**Short exercise:** Find the word "computer" in the records below. List each line containing it.

**Records supplied:**
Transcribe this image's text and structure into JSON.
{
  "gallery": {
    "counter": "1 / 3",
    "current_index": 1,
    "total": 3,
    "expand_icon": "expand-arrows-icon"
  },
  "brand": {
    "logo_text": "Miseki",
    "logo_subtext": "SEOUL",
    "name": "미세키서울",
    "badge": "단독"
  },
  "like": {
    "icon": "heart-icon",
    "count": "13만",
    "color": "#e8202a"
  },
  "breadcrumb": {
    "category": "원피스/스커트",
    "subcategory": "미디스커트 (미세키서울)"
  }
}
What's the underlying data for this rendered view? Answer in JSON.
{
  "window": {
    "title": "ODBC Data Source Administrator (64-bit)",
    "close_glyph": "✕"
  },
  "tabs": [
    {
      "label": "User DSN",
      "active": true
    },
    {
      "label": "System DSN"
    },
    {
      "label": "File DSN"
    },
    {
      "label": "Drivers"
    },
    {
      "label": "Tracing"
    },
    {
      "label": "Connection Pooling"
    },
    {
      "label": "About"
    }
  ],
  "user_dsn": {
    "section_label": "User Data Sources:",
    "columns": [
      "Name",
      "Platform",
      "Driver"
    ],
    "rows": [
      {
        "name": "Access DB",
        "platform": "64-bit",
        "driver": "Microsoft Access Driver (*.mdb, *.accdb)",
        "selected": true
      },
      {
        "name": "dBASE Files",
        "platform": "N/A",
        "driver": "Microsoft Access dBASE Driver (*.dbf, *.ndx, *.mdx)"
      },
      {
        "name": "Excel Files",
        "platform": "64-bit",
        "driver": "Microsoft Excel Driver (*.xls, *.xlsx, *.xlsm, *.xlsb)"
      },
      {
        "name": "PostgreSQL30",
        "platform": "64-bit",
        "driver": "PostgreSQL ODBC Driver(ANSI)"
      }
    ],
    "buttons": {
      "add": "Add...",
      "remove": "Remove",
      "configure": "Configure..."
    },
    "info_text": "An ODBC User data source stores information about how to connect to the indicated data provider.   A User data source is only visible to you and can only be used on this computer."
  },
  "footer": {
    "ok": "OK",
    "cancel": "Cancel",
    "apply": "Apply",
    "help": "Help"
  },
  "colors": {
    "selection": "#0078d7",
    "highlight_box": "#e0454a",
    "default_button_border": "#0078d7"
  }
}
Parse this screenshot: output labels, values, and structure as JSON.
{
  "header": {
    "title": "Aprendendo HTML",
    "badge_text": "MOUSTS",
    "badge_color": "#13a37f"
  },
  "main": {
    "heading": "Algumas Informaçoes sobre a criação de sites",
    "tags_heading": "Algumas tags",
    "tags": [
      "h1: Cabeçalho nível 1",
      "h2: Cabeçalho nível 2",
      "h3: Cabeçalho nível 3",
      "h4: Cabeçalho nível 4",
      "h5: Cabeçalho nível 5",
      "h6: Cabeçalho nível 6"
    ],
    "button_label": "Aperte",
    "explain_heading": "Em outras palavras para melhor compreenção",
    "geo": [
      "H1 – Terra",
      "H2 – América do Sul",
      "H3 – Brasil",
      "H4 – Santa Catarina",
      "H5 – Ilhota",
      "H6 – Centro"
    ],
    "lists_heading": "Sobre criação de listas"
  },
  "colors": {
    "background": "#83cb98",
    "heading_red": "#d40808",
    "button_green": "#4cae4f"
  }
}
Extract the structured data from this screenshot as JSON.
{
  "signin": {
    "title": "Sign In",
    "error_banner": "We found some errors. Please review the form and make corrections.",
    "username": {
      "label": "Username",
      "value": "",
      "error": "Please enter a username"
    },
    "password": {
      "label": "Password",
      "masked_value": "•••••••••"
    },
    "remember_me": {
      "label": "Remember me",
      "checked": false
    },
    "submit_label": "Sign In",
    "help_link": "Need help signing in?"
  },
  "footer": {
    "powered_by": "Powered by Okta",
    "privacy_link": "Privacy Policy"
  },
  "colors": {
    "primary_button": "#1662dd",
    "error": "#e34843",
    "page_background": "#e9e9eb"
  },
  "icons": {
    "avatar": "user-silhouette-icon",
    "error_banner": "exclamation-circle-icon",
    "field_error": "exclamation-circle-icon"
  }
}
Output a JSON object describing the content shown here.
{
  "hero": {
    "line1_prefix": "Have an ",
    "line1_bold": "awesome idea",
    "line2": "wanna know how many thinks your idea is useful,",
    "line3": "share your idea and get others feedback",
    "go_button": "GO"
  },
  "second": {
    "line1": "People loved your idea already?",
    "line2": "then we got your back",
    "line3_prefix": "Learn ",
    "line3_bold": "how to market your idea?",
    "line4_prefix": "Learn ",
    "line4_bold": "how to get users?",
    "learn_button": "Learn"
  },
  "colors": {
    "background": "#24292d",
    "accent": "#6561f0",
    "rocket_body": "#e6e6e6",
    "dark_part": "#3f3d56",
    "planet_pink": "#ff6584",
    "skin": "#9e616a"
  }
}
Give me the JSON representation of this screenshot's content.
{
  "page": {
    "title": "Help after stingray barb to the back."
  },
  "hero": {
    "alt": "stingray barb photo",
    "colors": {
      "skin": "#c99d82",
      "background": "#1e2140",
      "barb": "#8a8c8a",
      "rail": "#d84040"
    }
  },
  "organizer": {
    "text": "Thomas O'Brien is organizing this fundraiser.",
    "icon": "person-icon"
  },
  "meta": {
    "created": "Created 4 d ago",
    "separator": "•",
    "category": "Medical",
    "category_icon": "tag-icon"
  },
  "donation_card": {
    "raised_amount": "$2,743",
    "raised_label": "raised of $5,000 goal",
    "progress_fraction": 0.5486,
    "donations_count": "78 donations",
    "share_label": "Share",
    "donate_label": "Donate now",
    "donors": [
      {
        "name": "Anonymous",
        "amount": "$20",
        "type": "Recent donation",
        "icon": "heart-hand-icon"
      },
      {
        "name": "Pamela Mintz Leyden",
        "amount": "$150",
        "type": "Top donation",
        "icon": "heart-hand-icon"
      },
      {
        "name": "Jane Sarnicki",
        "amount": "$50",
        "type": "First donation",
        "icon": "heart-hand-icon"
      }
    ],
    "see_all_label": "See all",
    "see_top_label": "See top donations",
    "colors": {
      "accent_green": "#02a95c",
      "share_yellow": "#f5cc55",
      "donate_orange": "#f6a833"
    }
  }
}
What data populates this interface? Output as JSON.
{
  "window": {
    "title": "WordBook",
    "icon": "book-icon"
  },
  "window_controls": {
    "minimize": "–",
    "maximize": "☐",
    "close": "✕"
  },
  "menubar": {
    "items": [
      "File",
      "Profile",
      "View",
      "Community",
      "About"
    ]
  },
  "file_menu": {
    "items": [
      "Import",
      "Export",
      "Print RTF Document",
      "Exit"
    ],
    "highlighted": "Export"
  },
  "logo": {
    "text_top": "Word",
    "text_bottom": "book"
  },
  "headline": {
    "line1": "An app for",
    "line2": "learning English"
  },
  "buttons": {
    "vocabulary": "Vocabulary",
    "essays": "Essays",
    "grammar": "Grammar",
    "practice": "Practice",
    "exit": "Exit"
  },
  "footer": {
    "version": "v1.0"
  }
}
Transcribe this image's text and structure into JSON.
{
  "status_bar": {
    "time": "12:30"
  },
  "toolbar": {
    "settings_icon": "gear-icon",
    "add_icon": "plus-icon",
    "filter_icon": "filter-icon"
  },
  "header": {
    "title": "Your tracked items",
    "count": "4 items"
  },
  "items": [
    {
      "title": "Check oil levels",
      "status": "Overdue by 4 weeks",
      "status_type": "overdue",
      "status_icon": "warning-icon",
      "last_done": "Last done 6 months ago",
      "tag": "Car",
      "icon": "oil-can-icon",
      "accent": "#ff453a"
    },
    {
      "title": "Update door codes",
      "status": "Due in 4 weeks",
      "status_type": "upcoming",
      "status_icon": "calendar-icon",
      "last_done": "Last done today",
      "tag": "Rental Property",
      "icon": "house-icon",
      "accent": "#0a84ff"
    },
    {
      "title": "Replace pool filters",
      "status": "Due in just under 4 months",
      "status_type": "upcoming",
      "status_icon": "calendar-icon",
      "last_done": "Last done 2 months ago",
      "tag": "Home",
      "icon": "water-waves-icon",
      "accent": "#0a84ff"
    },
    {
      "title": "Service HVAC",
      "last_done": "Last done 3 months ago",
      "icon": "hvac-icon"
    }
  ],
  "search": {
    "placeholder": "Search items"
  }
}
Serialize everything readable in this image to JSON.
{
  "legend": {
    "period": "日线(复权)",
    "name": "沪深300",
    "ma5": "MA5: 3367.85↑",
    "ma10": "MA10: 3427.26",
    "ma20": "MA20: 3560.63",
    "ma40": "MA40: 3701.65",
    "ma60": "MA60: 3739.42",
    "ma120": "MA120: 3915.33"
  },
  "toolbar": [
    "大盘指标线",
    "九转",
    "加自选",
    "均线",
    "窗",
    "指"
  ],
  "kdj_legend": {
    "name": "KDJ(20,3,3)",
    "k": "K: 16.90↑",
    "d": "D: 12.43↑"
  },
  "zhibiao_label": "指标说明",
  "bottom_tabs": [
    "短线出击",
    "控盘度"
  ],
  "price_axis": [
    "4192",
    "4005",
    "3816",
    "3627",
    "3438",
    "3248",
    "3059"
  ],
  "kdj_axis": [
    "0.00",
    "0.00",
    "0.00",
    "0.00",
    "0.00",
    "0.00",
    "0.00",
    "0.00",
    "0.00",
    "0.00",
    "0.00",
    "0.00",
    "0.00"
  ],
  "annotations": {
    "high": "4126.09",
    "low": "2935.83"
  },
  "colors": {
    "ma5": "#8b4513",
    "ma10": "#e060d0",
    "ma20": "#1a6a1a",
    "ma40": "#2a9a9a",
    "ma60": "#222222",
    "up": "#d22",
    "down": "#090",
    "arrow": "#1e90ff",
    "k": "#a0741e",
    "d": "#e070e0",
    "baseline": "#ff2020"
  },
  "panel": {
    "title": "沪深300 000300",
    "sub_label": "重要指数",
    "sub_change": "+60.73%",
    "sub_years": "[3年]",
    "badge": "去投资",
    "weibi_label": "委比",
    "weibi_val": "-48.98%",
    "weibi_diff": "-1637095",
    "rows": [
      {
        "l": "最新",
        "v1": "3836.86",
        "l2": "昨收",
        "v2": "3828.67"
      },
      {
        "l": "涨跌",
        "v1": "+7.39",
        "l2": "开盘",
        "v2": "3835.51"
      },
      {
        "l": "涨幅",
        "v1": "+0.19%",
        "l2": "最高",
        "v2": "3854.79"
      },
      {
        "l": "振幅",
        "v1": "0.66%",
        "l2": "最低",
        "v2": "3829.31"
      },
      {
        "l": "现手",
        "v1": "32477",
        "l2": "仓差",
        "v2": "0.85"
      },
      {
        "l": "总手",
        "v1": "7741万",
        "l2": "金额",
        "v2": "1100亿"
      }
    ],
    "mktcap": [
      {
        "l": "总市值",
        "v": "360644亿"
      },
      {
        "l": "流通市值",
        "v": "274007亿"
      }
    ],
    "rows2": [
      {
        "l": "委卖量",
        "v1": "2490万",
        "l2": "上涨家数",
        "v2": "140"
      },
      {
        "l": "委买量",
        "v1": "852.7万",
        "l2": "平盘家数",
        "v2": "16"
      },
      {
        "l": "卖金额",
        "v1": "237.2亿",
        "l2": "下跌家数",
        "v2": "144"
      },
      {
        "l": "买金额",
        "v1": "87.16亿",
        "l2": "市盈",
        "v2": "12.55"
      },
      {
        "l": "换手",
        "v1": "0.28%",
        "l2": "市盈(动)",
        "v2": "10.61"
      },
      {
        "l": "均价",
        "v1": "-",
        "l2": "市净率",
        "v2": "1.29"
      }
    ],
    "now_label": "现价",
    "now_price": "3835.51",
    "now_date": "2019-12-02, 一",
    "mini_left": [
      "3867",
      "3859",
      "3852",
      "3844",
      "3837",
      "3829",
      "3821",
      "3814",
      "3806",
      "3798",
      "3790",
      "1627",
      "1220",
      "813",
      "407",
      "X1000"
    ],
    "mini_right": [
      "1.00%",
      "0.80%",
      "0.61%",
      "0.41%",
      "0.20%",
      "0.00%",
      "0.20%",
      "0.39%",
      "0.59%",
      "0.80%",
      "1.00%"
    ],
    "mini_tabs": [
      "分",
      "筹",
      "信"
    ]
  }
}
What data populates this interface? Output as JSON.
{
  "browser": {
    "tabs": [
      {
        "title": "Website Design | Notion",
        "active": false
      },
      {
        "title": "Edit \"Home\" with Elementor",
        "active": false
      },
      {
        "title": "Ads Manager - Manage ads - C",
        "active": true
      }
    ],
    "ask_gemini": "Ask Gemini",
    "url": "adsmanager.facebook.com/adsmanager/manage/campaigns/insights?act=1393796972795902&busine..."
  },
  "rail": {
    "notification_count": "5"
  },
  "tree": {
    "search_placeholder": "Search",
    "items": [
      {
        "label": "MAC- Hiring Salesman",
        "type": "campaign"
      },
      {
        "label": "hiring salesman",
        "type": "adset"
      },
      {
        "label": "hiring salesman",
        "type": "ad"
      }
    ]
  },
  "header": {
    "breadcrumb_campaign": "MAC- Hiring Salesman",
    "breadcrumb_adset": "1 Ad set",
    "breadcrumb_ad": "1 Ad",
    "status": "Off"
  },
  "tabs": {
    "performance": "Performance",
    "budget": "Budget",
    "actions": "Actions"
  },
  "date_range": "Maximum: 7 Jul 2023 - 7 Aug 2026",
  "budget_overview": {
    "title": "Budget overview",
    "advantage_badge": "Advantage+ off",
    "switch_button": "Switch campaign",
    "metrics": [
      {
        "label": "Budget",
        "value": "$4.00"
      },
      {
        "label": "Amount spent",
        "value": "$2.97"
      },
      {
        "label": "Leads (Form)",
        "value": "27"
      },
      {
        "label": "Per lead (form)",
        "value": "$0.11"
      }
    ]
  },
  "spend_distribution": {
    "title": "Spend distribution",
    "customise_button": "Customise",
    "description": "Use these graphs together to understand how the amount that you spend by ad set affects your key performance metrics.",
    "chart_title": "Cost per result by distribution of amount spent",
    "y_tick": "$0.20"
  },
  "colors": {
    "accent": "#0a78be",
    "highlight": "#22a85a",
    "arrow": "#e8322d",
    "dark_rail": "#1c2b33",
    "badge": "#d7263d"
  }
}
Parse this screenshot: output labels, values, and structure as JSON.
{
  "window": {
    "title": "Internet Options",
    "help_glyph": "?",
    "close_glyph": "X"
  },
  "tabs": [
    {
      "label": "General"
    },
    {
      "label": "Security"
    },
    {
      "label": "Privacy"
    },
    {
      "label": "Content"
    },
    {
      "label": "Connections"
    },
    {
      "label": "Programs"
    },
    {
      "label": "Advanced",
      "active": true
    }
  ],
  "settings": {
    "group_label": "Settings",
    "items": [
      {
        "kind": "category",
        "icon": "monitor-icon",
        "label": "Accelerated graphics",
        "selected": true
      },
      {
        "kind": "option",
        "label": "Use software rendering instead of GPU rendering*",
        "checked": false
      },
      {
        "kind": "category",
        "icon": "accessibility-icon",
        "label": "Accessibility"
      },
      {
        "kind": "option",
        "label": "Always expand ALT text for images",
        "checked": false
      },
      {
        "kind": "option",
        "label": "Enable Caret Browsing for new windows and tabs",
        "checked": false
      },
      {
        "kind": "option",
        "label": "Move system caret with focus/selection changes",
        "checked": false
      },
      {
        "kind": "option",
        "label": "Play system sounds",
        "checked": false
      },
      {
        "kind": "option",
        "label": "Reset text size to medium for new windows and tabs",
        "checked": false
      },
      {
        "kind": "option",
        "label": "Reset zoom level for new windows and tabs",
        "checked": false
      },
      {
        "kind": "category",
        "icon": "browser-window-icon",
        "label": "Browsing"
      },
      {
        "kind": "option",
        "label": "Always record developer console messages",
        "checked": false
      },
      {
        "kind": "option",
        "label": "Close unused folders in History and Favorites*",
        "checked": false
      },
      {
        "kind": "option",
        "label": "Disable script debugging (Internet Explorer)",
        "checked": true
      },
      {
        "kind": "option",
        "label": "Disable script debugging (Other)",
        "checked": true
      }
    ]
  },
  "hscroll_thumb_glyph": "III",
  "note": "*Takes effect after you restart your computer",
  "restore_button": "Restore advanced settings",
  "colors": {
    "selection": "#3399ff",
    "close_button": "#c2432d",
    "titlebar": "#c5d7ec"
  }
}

**Finished answer:**
    "info_text": "An ODBC User data source stores information about how to connect to the indicated data provider.   A User data source is only visible to you and can only be used on this computer."
  "note": "*Takes effect after you restart your computer",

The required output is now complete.